_Set task:_ Return, word for word, only the lines from the one containing "Transcribe this image's" through the last line of the entries.

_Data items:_
┄┄┄┄┄┄┄┄┄┄┄┄┄┄┄┄┄┄┄┄

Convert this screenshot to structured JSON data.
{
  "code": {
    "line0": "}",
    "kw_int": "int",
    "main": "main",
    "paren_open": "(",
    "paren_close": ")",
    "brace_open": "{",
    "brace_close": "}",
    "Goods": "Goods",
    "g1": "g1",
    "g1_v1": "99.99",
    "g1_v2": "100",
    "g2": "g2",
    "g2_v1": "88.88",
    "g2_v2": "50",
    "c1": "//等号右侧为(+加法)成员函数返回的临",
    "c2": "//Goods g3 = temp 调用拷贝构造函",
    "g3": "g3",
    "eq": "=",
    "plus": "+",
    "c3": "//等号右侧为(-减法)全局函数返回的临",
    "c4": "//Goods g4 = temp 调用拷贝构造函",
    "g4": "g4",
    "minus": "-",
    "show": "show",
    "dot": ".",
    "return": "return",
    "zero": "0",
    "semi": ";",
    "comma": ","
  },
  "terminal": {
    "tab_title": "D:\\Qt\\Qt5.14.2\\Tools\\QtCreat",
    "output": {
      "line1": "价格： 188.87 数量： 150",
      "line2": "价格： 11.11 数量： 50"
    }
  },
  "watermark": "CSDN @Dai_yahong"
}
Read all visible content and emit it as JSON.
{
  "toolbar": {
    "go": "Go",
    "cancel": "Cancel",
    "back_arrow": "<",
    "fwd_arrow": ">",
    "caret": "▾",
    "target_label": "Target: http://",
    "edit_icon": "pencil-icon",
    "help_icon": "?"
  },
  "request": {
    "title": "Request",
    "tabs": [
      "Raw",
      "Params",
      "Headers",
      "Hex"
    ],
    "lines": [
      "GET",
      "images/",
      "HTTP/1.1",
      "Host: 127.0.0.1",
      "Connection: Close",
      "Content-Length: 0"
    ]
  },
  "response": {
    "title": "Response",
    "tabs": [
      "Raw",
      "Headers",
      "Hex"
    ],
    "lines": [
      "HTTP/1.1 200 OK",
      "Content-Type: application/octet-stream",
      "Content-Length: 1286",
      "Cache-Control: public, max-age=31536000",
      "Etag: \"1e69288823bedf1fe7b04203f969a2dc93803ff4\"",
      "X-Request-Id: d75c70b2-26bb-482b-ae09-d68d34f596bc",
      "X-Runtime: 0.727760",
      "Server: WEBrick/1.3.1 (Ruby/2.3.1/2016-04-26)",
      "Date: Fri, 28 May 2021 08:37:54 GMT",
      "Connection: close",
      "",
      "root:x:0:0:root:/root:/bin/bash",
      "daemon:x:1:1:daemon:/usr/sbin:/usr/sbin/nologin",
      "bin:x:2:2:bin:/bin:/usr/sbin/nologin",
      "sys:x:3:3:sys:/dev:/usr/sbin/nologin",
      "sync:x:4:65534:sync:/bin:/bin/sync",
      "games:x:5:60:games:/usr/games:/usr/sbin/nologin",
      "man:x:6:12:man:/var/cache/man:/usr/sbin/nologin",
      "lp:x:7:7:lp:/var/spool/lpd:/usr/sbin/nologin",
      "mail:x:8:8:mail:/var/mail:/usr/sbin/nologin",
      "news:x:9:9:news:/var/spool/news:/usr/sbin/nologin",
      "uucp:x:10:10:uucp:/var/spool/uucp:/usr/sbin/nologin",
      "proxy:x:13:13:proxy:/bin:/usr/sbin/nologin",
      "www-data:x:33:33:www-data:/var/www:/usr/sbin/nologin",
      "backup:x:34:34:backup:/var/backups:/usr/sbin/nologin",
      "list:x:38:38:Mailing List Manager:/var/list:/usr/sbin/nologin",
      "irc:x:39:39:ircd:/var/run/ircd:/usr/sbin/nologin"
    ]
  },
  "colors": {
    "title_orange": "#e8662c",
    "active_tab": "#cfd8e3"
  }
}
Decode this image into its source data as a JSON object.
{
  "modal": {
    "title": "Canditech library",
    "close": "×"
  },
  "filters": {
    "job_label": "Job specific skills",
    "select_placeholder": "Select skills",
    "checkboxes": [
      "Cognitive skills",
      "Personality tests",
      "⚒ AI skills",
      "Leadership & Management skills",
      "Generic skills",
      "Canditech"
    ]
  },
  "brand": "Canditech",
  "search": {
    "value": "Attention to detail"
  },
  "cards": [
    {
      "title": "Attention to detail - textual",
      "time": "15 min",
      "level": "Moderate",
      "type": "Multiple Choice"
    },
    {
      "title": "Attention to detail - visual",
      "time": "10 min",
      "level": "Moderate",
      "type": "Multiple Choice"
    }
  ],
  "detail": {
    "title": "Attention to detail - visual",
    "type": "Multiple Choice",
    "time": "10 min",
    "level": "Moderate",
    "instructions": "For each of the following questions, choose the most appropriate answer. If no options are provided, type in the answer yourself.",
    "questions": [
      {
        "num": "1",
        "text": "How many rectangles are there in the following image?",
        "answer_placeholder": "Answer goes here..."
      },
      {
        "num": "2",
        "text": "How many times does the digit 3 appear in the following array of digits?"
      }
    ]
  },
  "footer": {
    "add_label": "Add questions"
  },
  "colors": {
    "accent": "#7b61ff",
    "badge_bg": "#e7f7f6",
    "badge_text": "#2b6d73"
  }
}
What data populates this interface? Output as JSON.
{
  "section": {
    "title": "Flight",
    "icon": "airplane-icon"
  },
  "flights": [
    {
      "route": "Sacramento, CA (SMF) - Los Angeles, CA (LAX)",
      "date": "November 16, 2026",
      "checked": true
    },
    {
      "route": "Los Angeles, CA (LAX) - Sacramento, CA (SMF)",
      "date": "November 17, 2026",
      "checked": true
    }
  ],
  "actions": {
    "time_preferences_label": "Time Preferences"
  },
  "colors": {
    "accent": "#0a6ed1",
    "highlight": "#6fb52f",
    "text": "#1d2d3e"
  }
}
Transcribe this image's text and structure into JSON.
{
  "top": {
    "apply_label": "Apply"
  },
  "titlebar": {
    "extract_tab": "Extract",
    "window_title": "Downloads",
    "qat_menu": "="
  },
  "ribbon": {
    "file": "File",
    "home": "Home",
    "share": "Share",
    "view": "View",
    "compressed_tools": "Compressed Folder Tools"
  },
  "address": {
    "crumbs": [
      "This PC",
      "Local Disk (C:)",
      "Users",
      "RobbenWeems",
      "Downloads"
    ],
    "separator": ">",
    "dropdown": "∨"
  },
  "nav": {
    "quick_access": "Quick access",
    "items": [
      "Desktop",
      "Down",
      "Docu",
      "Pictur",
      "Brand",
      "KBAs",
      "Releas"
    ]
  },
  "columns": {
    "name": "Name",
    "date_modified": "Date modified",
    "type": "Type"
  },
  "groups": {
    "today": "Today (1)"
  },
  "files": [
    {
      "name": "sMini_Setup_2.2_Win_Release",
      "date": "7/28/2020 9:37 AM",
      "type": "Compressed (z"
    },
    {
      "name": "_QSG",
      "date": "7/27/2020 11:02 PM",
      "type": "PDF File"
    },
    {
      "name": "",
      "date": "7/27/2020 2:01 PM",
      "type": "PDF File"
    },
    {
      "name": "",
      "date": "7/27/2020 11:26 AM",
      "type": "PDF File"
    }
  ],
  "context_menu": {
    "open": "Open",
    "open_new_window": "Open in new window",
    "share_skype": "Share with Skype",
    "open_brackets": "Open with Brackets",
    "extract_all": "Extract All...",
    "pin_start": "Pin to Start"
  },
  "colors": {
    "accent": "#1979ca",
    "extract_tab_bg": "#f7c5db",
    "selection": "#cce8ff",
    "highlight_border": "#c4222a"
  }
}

┄┄┄┄┄┄┄┄┄┄┄┄┄┄┄┄┄┄┄┄

_Reply to the exercise:_
Transcribe this image's text and structure into JSON.
{
  "top": {
    "apply_label": "Apply"
  },
  "titlebar": {
    "extract_tab": "Extract",
    "window_title": "Downloads",
    "qat_menu": "="
  },
  "ribbon": {
    "file": "File",
    "home": "Home",
    "share": "Share",
    "view": "View",
    "compressed_tools": "Compressed Folder Tools"
  },
  "address": {
    "crumbs": [
      "This PC",
      "Local Disk (C:)",
      "Users",
      "RobbenWeems",
      "Downloads"
    ],
    "separator": ">",
    "dropdown": "∨"
  },
  "nav": {
    "quick_access": "Quick access",
    "items": [
      "Desktop",
      "Down",
      "Docu",
      "Pictur",
      "Brand",
      "KBAs",
      "Releas"
    ]
  },
  "columns": {
    "name": "Name",
    "date_modified": "Date modified",
    "type": "Type"
  },
  "groups": {
    "today": "Today (1)"
  },
  "files": [
    {
      "name": "sMini_Setup_2.2_Win_Release",
      "date": "7/28/2020 9:37 AM",
      "type": "Compressed (z"
    },
    {
      "name": "_QSG",
      "date": "7/27/2020 11:02 PM",
      "type": "PDF File"
    },
    {
      "name": "",
      "date": "7/27/2020 2:01 PM",
      "type": "PDF File"
    },
    {
      "name": "",
      "date": "7/27/2020 11:26 AM",
      "type": "PDF File"
    }
  ],
  "context_menu": {
    "open": "Open",
    "open_new_window": "Open in new window",
    "share_skype": "Share with Skype",
    "open_brackets": "Open with Brackets",
    "extract_all": "Extract All...",
    "pin_start": "Pin to Start"
  },
  "colors": {
    "accent": "#1979ca",
    "extract_tab_bg": "#f7c5db",
    "selection": "#cce8ff",
    "highlight_border": "#c4222a"
  }
}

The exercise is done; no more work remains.